**What you are asked to do:** Write out every entry, unchanged. Skip any picture.

**Information provided:**
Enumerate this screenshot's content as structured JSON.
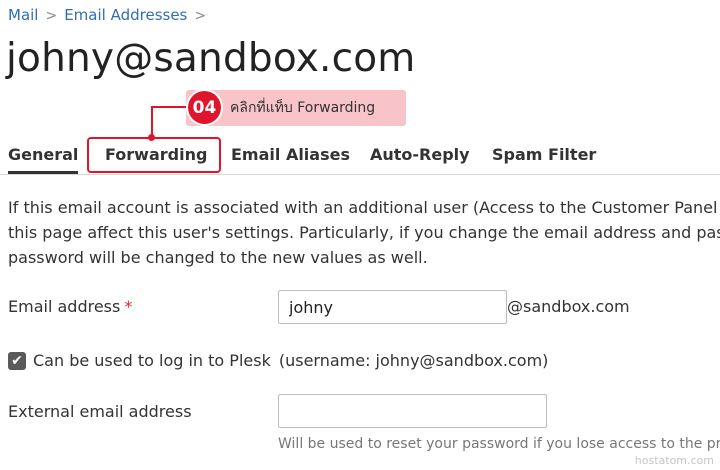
{
  "breadcrumb": {
    "items": [
      "Mail",
      "Email Addresses"
    ],
    "separator": ">"
  },
  "page_title": "johny@sandbox.com",
  "callout": {
    "step": "04",
    "text": "คลิกที่แท็บ Forwarding"
  },
  "tabs": [
    {
      "label": "General",
      "active": true
    },
    {
      "label": "Forwarding",
      "active": false,
      "highlighted": true
    },
    {
      "label": "Email Aliases",
      "active": false
    },
    {
      "label": "Auto-Reply",
      "active": false
    },
    {
      "label": "Spam Filter",
      "active": false
    }
  ],
  "intro_text": "If this email account is associated with an additional user (Access to the Customer Panel\nthis page affect this user's settings. Particularly, if you change the email address and pas\npassword will be changed to the new values as well.",
  "form": {
    "email_address": {
      "label": "Email address",
      "required_mark": "*",
      "value": "johny",
      "suffix": "@sandbox.com"
    },
    "login_checkbox": {
      "label": "Can be used to log in to Plesk",
      "hint": "(username: johny@sandbox.com)",
      "checked": true
    },
    "external_email": {
      "label": "External email address",
      "value": "",
      "help": "Will be used to reset your password if you lose access to the pri"
    }
  },
  "watermark": "hostatom.com",
  "colors": {
    "link": "#2f6fb5",
    "accent_red": "#e0152b",
    "callout_bg": "#f8c3c9",
    "required": "#d9292e"
  },
  "icons": {
    "breadcrumb_separator": "chevron-right-icon",
    "checkbox": "checkmark-icon"
  }
}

**Solution for this task:**
Enumerate this screenshot's content as structured JSON.
{
  "breadcrumb": {
    "items": [
      "Mail",
      "Email Addresses"
    ],
    "separator": ">"
  },
  "page_title": "johny@sandbox.com",
  "callout": {
    "step": "04",
    "text": "คลิกที่แท็บ Forwarding"
  },
  "tabs": [
    {
      "label": "General",
      "active": true
    },
    {
      "label": "Forwarding",
      "active": false,
      "highlighted": true
    },
    {
      "label": "Email Aliases",
      "active": false
    },
    {
      "label": "Auto-Reply",
      "active": false
    },
    {
      "label": "Spam Filter",
      "active": false
    }
  ],
  "intro_text": "If this email account is associated with an additional user (Access to the Customer Panel\nthis page affect this user's settings. Particularly, if you change the email address and pas\npassword will be changed to the new values as well.",
  "form": {
    "email_address": {
      "label": "Email address",
      "required_mark": "*",
      "value": "johny",
      "suffix": "@sandbox.com"
    },
    "login_checkbox": {
      "label": "Can be used to log in to Plesk",
      "hint": "(username: johny@sandbox.com)",
      "checked": true
    },
    "external_email": {
      "label": "External email address",
      "value": "",
      "help": "Will be used to reset your password if you lose access to the pri"
    }
  },
  "watermark": "hostatom.com",
  "colors": {
    "link": "#2f6fb5",
    "accent_red": "#e0152b",
    "callout_bg": "#f8c3c9",
    "required": "#d9292e"
  },
  "icons": {
    "breadcrumb_separator": "chevron-right-icon",
    "checkbox": "checkmark-icon"
  }
}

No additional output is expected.